> _What to work on_: Copy out each line exactly; pictures stay out of the copy.

> _Data entries_:
────────────────────

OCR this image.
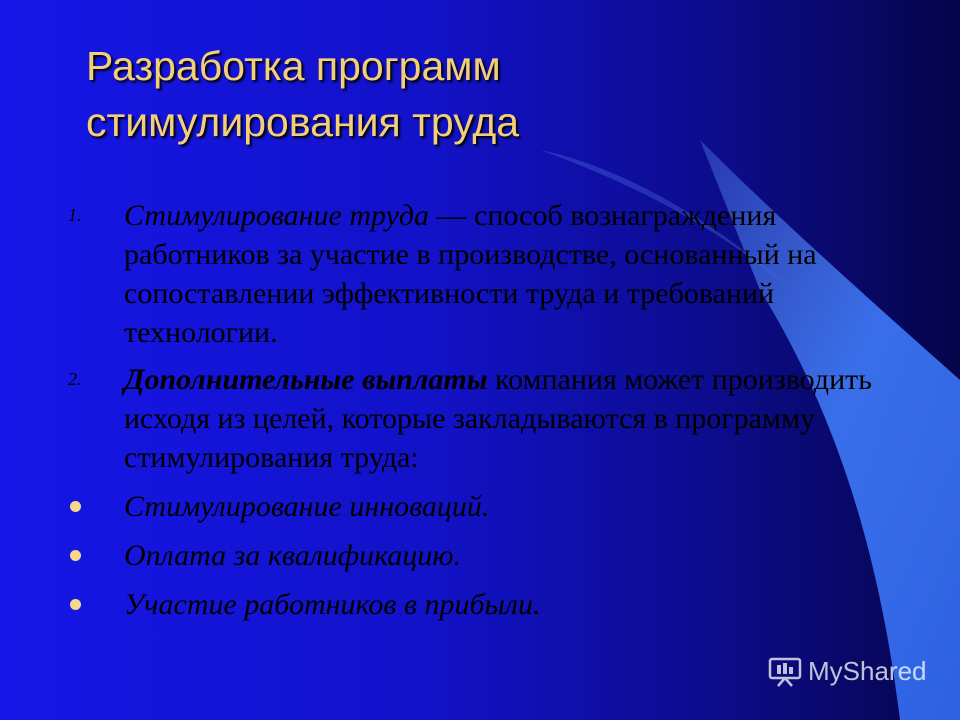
Разработка программ
стимулирования труда
1. Стимулирование труда — способ вознаграждения работников за участие в производстве, основанный на сопоставлении эффективности труда и требований технологии.
2. Дополнительные выплаты компания может производить исходя из целей, которые закладываются в программу стимулирования труда:
Стимулирование инноваций.
Оплата за квалификацию.
Участие работников в прибыли.
MyShared
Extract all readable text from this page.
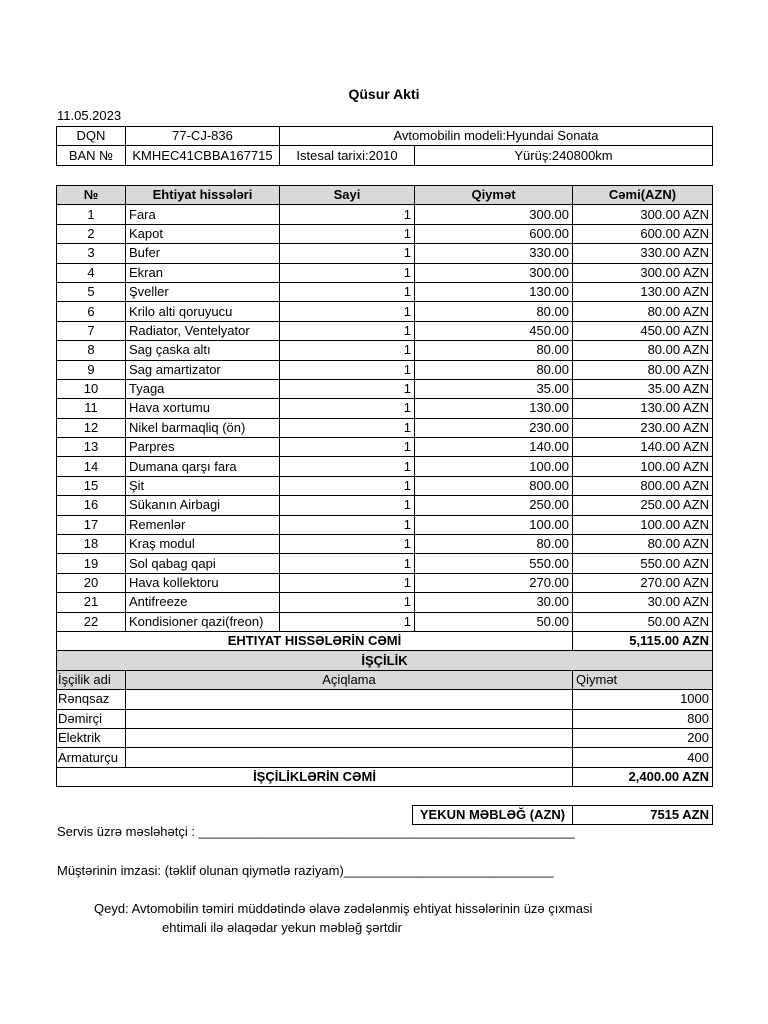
Qüsur Akti
11.05.2023
DQN	77-CJ-836	Avtomobilin modeli:Hyundai Sonata	
BAN №	KMHEC41CBBA167715	Istesal tarixi:2010	Yürüş:240800km
№	Ehtiyat hissələri	Sayi	Qiymət	Cəmi(AZN)
1	Fara	1	300.00	300.00 AZN
2	Kapot	1	600.00	600.00 AZN
3	Bufer	1	330.00	330.00 AZN
4	Ekran	1	300.00	300.00 AZN
5	Şveller	1	130.00	130.00 AZN
6	Krilo alti qoruyucu	1	80.00	80.00 AZN
7	Radiator, Ventelyator	1	450.00	450.00 AZN
8	Sag çaska altı	1	80.00	80.00 AZN
9	Sag amartizator	1	80.00	80.00 AZN
10	Tyaga	1	35.00	35.00 AZN
11	Hava xortumu	1	130.00	130.00 AZN
12	Nikel barmaqliq (ön)	1	230.00	230.00 AZN
13	Parpres	1	140.00	140.00 AZN
14	Dumana qarşı fara	1	100.00	100.00 AZN
15	Şit	1	800.00	800.00 AZN
16	Sükanın Airbagi	1	250.00	250.00 AZN
17	Remenlər	1	100.00	100.00 AZN
18	Kraş modul	1	80.00	80.00 AZN
19	Sol qabag qapi	1	550.00	550.00 AZN
20	Hava kollektoru	1	270.00	270.00 AZN
21	Antifreeze	1	30.00	30.00 AZN
22	Kondisioner qazi(freon)	1	50.00	50.00 AZN
EHTIYAT HISSƏLƏRİN CƏMİ				5,115.00 AZN
İŞÇİLİK				
İşçilik adi	Açiqlama			Qiymət
Rənqsaz				1000
Dəmirçi				800
Elektrik				200
Armaturçu				400
İŞÇİLİKLƏRİN CƏMİ				2,400.00 AZN
YEKUN MƏBLƏĞ (AZN)	7515 AZN
Servis üzrə məsləhətçi : ____________________________________________________
Müştərinin imzasi: (təklif olunan qiymətlə raziyam)_____________________________
Qeyd: Avtomobilin təmiri müddətində əlavə zədələnmiş ehtiyat hissələrinin üzə çıxmasi
ehtimali ilə əlaqədar yekun məbləğ şərtdir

────────────────────

> _Answer for the task_:
OCR this image.
Разработка программ
стимулирования труда
1. Стимулирование труда — способ вознаграждения работников за участие в производстве, основанный на сопоставлении эффективности труда и требований технологии.
2. Дополнительные выплаты компания может производить исходя из целей, которые закладываются в программу стимулирования труда:
Стимулирование инноваций.
Оплата за квалификацию.
Участие работников в прибыли.
MyShared
Extract all readable text from this page.
Qüsur Akti
11.05.2023
DQN	77-CJ-836	Avtomobilin modeli:Hyundai Sonata	
BAN №	KMHEC41CBBA167715	Istesal tarixi:2010	Yürüş:240800km
№	Ehtiyat hissələri	Sayi	Qiymət	Cəmi(AZN)
1	Fara	1	300.00	300.00 AZN
2	Kapot	1	600.00	600.00 AZN
3	Bufer	1	330.00	330.00 AZN
4	Ekran	1	300.00	300.00 AZN
5	Şveller	1	130.00	130.00 AZN
6	Krilo alti qoruyucu	1	80.00	80.00 AZN
7	Radiator, Ventelyator	1	450.00	450.00 AZN
8	Sag çaska altı	1	80.00	80.00 AZN
9	Sag amartizator	1	80.00	80.00 AZN
10	Tyaga	1	35.00	35.00 AZN
11	Hava xortumu	1	130.00	130.00 AZN
12	Nikel barmaqliq (ön)	1	230.00	230.00 AZN
13	Parpres	1	140.00	140.00 AZN
14	Dumana qarşı fara	1	100.00	100.00 AZN
15	Şit	1	800.00	800.00 AZN
16	Sükanın Airbagi	1	250.00	250.00 AZN
17	Remenlər	1	100.00	100.00 AZN
18	Kraş modul	1	80.00	80.00 AZN
19	Sol qabag qapi	1	550.00	550.00 AZN
20	Hava kollektoru	1	270.00	270.00 AZN
21	Antifreeze	1	30.00	30.00 AZN
22	Kondisioner qazi(freon)	1	50.00	50.00 AZN
EHTIYAT HISSƏLƏRİN CƏMİ				5,115.00 AZN
İŞÇİLİK				
İşçilik adi	Açiqlama			Qiymət
Rənqsaz				1000
Dəmirçi				800
Elektrik				200
Armaturçu				400
İŞÇİLİKLƏRİN CƏMİ				2,400.00 AZN
YEKUN MƏBLƏĞ (AZN)	7515 AZN
Servis üzrə məsləhətçi : ____________________________________________________
Müştərinin imzasi: (təklif olunan qiymətlə raziyam)_____________________________
Qeyd: Avtomobilin təmiri müddətində əlavə zədələnmiş ehtiyat hissələrinin üzə çıxmasi
ehtimali ilə əlaqədar yekun məbləğ şərtdir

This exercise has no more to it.